>> BEGIN Provided entries

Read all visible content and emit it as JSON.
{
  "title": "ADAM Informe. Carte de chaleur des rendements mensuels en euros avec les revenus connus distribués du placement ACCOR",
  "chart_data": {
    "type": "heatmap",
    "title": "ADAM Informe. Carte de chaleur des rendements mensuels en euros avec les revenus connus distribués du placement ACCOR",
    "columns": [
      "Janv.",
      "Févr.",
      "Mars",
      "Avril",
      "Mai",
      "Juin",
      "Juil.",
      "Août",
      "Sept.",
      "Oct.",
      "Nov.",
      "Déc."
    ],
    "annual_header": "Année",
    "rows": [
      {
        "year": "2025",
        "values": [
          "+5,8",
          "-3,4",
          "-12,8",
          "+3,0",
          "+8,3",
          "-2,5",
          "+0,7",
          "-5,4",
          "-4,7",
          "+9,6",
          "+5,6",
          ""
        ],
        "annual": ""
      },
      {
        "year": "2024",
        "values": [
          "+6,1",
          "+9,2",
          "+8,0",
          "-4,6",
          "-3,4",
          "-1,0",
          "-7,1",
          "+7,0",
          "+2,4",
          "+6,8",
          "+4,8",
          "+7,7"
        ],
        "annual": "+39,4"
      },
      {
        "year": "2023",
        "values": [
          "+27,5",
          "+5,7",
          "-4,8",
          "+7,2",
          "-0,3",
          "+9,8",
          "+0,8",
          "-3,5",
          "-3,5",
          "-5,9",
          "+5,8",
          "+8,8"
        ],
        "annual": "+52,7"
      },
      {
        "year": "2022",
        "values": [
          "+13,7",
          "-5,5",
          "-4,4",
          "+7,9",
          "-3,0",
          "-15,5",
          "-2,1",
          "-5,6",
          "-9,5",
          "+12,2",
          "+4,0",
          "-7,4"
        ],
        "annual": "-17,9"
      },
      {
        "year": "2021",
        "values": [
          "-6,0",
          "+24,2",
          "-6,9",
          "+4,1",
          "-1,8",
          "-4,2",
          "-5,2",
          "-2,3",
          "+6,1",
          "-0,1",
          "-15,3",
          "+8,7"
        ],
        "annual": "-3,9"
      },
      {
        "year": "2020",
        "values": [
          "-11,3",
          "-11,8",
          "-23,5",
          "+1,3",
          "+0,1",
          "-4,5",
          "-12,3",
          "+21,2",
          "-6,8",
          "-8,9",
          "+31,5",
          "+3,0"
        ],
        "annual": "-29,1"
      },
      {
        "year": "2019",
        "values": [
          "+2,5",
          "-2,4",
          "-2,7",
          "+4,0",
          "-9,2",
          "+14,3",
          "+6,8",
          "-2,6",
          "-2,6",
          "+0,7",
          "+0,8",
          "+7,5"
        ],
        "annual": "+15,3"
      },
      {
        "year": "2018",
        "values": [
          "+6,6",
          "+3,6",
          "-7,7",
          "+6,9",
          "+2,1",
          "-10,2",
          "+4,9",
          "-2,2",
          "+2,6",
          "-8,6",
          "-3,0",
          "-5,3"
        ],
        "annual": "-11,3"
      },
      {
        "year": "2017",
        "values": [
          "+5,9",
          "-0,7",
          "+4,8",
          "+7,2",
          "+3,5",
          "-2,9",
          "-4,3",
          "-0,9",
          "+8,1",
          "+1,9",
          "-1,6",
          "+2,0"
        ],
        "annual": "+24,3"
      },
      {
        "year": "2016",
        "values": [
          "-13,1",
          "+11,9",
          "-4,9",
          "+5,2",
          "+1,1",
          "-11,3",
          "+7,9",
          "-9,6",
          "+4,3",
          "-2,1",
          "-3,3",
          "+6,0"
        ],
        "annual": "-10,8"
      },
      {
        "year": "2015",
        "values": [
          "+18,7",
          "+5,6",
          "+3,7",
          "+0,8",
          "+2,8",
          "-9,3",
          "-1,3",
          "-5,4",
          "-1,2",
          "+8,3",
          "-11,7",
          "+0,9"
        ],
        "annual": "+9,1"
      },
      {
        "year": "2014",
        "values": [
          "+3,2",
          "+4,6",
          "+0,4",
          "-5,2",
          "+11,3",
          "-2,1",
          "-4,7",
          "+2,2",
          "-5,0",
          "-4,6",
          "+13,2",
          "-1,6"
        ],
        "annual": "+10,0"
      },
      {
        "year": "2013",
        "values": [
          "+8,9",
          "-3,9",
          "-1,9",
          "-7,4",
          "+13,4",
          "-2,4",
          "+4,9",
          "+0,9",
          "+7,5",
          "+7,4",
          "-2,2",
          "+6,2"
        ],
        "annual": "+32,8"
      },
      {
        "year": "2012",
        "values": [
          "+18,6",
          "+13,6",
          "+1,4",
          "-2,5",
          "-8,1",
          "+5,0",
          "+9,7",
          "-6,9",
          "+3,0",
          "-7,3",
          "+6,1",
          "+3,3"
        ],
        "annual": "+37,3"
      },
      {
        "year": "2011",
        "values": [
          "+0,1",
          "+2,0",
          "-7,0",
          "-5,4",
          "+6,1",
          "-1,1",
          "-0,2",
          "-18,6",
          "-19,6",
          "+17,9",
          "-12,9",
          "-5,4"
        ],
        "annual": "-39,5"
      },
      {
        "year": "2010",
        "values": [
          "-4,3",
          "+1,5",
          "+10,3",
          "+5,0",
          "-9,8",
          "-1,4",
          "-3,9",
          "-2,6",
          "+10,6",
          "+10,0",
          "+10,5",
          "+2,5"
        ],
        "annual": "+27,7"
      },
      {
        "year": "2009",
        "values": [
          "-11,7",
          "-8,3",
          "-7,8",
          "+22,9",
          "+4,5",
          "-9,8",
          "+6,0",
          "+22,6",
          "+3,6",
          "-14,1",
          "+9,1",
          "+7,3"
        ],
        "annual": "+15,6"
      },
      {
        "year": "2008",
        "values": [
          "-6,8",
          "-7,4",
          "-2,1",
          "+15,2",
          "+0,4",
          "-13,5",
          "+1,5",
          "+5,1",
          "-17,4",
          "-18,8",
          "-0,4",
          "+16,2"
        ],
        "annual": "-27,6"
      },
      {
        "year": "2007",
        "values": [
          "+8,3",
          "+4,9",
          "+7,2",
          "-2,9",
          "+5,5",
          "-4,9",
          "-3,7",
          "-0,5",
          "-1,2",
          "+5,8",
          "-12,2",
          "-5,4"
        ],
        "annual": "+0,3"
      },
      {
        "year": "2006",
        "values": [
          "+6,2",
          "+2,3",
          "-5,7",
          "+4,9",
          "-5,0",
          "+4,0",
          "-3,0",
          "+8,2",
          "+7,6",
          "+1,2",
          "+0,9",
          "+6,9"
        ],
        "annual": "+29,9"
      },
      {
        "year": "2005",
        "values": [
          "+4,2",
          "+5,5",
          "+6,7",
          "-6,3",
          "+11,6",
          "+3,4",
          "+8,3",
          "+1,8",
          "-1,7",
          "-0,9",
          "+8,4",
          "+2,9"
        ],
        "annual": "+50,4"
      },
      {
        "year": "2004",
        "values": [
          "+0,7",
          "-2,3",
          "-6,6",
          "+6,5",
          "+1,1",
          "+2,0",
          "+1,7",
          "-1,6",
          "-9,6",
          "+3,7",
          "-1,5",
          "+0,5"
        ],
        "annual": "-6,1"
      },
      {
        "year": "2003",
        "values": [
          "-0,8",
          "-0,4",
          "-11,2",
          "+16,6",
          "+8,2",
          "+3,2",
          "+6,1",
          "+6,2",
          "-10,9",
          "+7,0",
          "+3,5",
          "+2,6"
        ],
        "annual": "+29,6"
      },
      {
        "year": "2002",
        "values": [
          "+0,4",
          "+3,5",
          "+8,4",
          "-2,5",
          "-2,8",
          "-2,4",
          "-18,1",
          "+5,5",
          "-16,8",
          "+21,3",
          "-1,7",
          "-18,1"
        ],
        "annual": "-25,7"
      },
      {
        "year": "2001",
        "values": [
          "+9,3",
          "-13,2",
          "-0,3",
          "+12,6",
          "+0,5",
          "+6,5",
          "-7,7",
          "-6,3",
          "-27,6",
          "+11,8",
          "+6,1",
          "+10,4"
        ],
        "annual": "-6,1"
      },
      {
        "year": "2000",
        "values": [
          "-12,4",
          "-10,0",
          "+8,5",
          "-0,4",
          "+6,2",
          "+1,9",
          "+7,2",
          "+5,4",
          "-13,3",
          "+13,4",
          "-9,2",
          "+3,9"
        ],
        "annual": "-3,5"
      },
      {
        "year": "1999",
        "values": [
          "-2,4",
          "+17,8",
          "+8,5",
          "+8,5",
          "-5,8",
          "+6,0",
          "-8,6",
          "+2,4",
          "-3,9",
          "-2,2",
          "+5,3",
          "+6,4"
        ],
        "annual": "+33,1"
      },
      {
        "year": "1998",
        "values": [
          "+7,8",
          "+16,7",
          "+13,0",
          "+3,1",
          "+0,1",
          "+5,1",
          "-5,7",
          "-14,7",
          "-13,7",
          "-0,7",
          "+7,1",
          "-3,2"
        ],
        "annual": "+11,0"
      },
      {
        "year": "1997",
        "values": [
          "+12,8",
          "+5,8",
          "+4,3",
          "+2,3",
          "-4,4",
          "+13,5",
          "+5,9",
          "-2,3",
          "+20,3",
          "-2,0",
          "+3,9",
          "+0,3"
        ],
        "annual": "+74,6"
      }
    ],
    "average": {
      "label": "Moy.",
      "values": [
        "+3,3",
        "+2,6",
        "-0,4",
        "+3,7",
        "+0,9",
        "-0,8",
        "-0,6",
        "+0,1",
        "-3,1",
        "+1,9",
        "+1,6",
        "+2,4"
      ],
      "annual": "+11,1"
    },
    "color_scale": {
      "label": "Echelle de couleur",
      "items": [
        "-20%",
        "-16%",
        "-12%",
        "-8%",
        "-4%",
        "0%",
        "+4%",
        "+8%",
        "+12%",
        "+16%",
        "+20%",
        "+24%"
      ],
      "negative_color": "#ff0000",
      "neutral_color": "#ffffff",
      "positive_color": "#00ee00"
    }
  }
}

>> END Provided entries

_Stated problem:_
Indicate how many lines of the material include the word "revenus"; the number alone is required.

_Written solution:_
2